-- start DATASET EXTRACT --

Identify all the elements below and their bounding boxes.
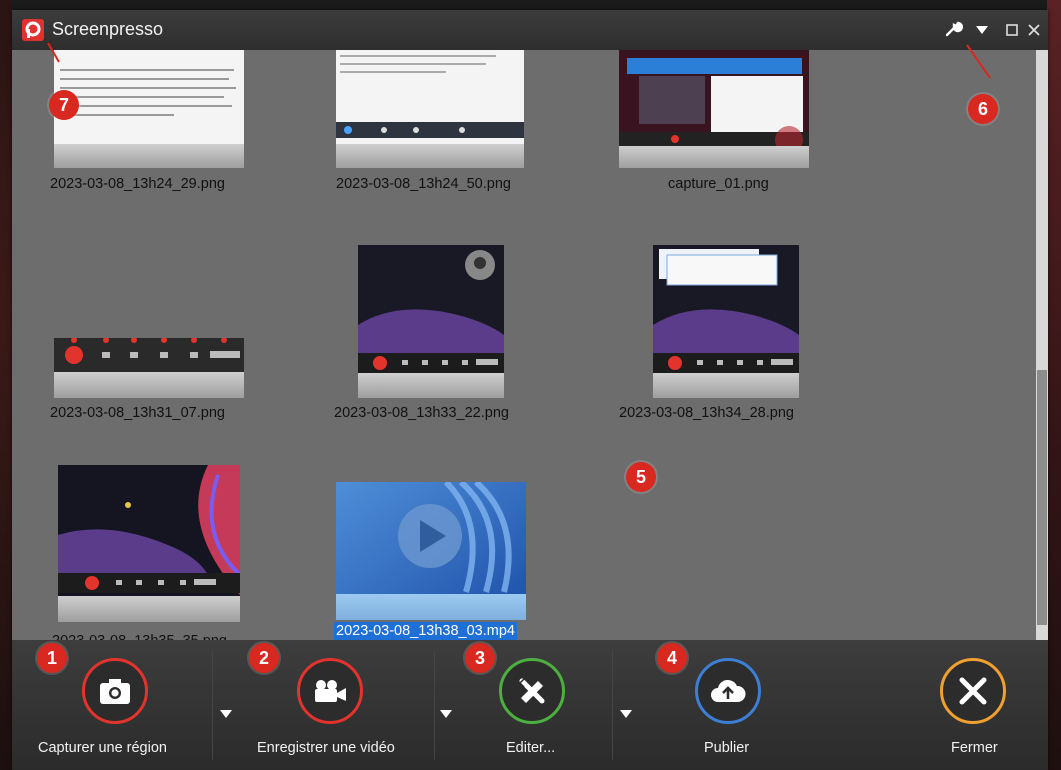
annotation-badge: 3	[465, 643, 495, 673]
file-name: 2023-03-08_13h33_22.png	[334, 405, 509, 421]
action-toolbar: Capturer une région Enregistrer une vidé…	[12, 640, 1048, 770]
close-x-icon	[940, 658, 1006, 724]
gallery-item[interactable]: 2023-03-08_13h31_07.png	[42, 245, 252, 425]
gallery-item[interactable]: 2023-03-08_13h33_22.png	[327, 245, 537, 425]
video-thumbnail[interactable]	[336, 482, 526, 620]
thumbnail-image[interactable]	[54, 50, 244, 168]
gallery-item[interactable]: 2023-03-08_13h34_28.png	[602, 245, 812, 425]
window-title: Screenpresso	[52, 19, 164, 39]
toolbar-label: Publier	[704, 740, 750, 756]
annotation-badge: 4	[657, 643, 687, 673]
thumbnail-image[interactable]	[358, 245, 504, 398]
file-name: capture_01.png	[668, 176, 769, 192]
edit-dropdown-arrow[interactable]	[620, 710, 632, 718]
toolbar-label: Enregistrer une vidéo	[257, 740, 395, 756]
screenpresso-logo-icon[interactable]	[22, 19, 44, 41]
file-name: 2023-03-08_13h34_28.png	[619, 405, 794, 421]
close-button[interactable]: Fermer	[907, 640, 1037, 770]
chevron-down-icon[interactable]	[970, 18, 994, 42]
file-name: 2023-03-08_13h24_50.png	[336, 176, 511, 192]
toolbar-label: Capturer une région	[38, 740, 167, 756]
gallery-item[interactable]: 2023-03-08_13h24_50.png	[327, 50, 537, 210]
camera-icon	[82, 658, 148, 724]
thumbnail-image[interactable]	[619, 50, 809, 168]
gallery-item-selected[interactable]: 2023-03-08_13h38_03.mp4	[327, 482, 537, 647]
toolbar-label: Editer...	[506, 740, 556, 756]
maximize-icon[interactable]	[1000, 18, 1024, 42]
annotation-badge: 2	[249, 643, 279, 673]
file-name: 2023-03-08_13h31_07.png	[50, 405, 225, 421]
thumbnail-image[interactable]	[336, 50, 524, 168]
title-bar: Screenpresso	[12, 10, 1048, 50]
capture-gallery[interactable]: 2023-03-08_13h24_29.png 2023-03-08_13h24…	[12, 50, 1048, 649]
thumbnail-image[interactable]	[58, 465, 240, 622]
toolbar-label: Fermer	[951, 740, 998, 756]
wrench-icon[interactable]	[942, 18, 966, 42]
desktop-edge-right	[1047, 0, 1061, 770]
gallery-item[interactable]: 2023-03-08_13h35_35.png	[42, 465, 252, 649]
video-dropdown-arrow[interactable]	[440, 710, 452, 718]
annotation-badge: 7	[49, 90, 79, 120]
gallery-item[interactable]: 2023-03-08_13h24_29.png	[42, 50, 252, 210]
video-camera-icon	[297, 658, 363, 724]
thumbnail-image[interactable]	[54, 338, 244, 398]
annotation-badge: 1	[37, 643, 67, 673]
file-name-selected[interactable]: 2023-03-08_13h38_03.mp4	[334, 622, 517, 640]
separator	[212, 650, 213, 760]
separator	[612, 650, 613, 760]
thumbnail-image[interactable]	[653, 245, 799, 398]
desktop-edge-left	[0, 0, 12, 770]
annotation-badge: 5	[626, 462, 656, 492]
capture-dropdown-arrow[interactable]	[220, 710, 232, 718]
scrollbar-thumb[interactable]	[1037, 370, 1047, 625]
screenpresso-window: Screenpresso 2023-03-08_13h24_29.png 202…	[12, 10, 1048, 770]
separator	[434, 650, 435, 760]
file-name: 2023-03-08_13h24_29.png	[50, 176, 225, 192]
close-icon[interactable]	[1022, 18, 1046, 42]
annotation-badge: 6	[968, 94, 998, 124]
edit-tools-icon	[499, 658, 565, 724]
gallery-item[interactable]: capture_01.png	[602, 50, 812, 210]
cloud-upload-icon	[695, 658, 761, 724]
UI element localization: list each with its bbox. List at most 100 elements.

-- end DATASET EXTRACT --

WHAT YOU WILL DO: Write out every line of the records above exactly, leaving the pictures out of your answer.

TASK RESPONSE:
Identify all the elements below and their bounding boxes.
annotation-badge: 3	[465, 643, 495, 673]
file-name: 2023-03-08_13h33_22.png	[334, 405, 509, 421]
action-toolbar: Capturer une région Enregistrer une vidé…	[12, 640, 1048, 770]
close-x-icon	[940, 658, 1006, 724]
gallery-item[interactable]: 2023-03-08_13h31_07.png	[42, 245, 252, 425]
gallery-item[interactable]: 2023-03-08_13h33_22.png	[327, 245, 537, 425]
video-thumbnail[interactable]	[336, 482, 526, 620]
thumbnail-image[interactable]	[54, 50, 244, 168]
gallery-item[interactable]: 2023-03-08_13h34_28.png	[602, 245, 812, 425]
window-title: Screenpresso	[52, 19, 164, 39]
toolbar-label: Publier	[704, 740, 750, 756]
annotation-badge: 4	[657, 643, 687, 673]
thumbnail-image[interactable]	[358, 245, 504, 398]
file-name: capture_01.png	[668, 176, 769, 192]
edit-dropdown-arrow[interactable]	[620, 710, 632, 718]
toolbar-label: Enregistrer une vidéo	[257, 740, 395, 756]
screenpresso-logo-icon[interactable]	[22, 19, 44, 41]
file-name: 2023-03-08_13h34_28.png	[619, 405, 794, 421]
close-button[interactable]: Fermer	[907, 640, 1037, 770]
chevron-down-icon[interactable]	[970, 18, 994, 42]
file-name: 2023-03-08_13h24_50.png	[336, 176, 511, 192]
toolbar-label: Capturer une région	[38, 740, 167, 756]
gallery-item[interactable]: 2023-03-08_13h24_50.png	[327, 50, 537, 210]
camera-icon	[82, 658, 148, 724]
thumbnail-image[interactable]	[619, 50, 809, 168]
gallery-item-selected[interactable]: 2023-03-08_13h38_03.mp4	[327, 482, 537, 647]
toolbar-label: Editer...	[506, 740, 556, 756]
maximize-icon[interactable]	[1000, 18, 1024, 42]
annotation-badge: 2	[249, 643, 279, 673]
file-name: 2023-03-08_13h31_07.png	[50, 405, 225, 421]
thumbnail-image[interactable]	[336, 50, 524, 168]
title-bar: Screenpresso	[12, 10, 1048, 50]
capture-gallery[interactable]: 2023-03-08_13h24_29.png 2023-03-08_13h24…	[12, 50, 1048, 649]
thumbnail-image[interactable]	[58, 465, 240, 622]
toolbar-label: Fermer	[951, 740, 998, 756]
wrench-icon[interactable]	[942, 18, 966, 42]
desktop-edge-right	[1047, 0, 1061, 770]
gallery-item[interactable]: 2023-03-08_13h35_35.png	[42, 465, 252, 649]
video-dropdown-arrow[interactable]	[440, 710, 452, 718]
annotation-badge: 7	[49, 90, 79, 120]
gallery-item[interactable]: 2023-03-08_13h24_29.png	[42, 50, 252, 210]
video-camera-icon	[297, 658, 363, 724]
thumbnail-image[interactable]	[54, 338, 244, 398]
annotation-badge: 1	[37, 643, 67, 673]
file-name-selected[interactable]: 2023-03-08_13h38_03.mp4	[334, 622, 517, 640]
separator	[212, 650, 213, 760]
separator	[612, 650, 613, 760]
thumbnail-image[interactable]	[653, 245, 799, 398]
desktop-edge-left	[0, 0, 12, 770]
annotation-badge: 5	[626, 462, 656, 492]
capture-dropdown-arrow[interactable]	[220, 710, 232, 718]
scrollbar-thumb[interactable]	[1037, 370, 1047, 625]
screenpresso-window: Screenpresso 2023-03-08_13h24_29.png 202…	[12, 10, 1048, 770]
separator	[434, 650, 435, 760]
file-name: 2023-03-08_13h24_29.png	[50, 176, 225, 192]
close-icon[interactable]	[1022, 18, 1046, 42]
annotation-badge: 6	[968, 94, 998, 124]
edit-tools-icon	[499, 658, 565, 724]
gallery-item[interactable]: capture_01.png	[602, 50, 812, 210]
cloud-upload-icon	[695, 658, 761, 724]
UI element localization: list each with its bbox. List at most 100 elements.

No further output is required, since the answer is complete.